What is required. Work out how many lines include "text" and answer with that number only.

Data entries
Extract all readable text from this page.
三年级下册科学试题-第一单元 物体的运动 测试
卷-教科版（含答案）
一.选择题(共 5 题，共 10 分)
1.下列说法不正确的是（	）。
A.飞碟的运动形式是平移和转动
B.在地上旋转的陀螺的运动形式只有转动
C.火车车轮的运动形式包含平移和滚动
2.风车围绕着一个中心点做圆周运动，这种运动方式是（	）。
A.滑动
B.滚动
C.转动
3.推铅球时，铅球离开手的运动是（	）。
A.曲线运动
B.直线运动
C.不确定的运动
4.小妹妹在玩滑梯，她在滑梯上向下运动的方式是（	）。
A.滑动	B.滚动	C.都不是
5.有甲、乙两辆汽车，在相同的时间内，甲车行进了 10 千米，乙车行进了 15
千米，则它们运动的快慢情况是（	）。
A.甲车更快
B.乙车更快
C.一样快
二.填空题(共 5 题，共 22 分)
--
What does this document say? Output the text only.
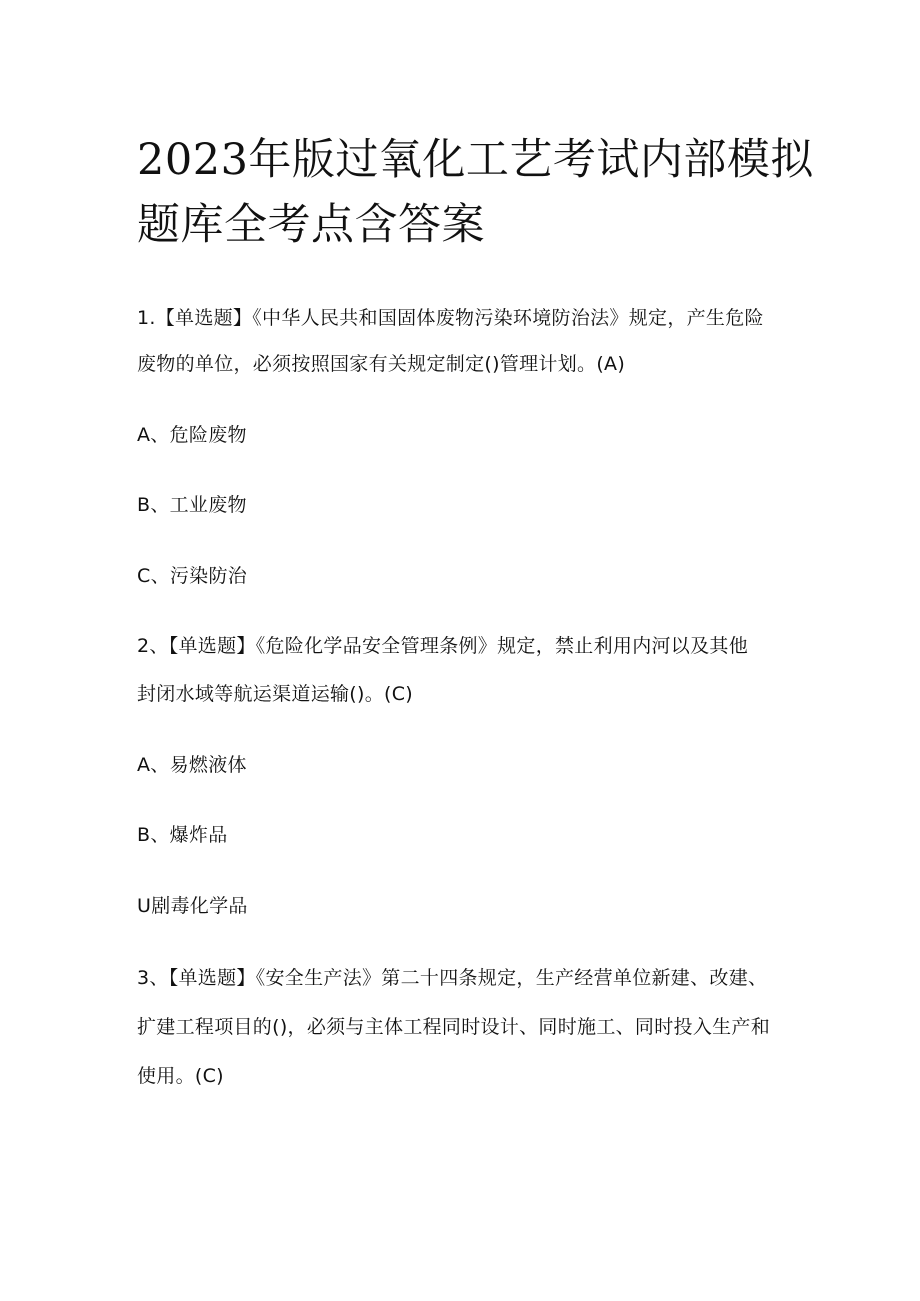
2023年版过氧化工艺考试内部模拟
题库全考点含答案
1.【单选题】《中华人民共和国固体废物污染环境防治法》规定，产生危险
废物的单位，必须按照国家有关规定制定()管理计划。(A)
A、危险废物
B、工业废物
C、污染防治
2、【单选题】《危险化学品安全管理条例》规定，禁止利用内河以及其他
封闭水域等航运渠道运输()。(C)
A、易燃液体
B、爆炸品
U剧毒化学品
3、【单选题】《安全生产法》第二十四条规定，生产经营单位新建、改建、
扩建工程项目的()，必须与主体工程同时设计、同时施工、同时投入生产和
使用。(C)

Final result. 2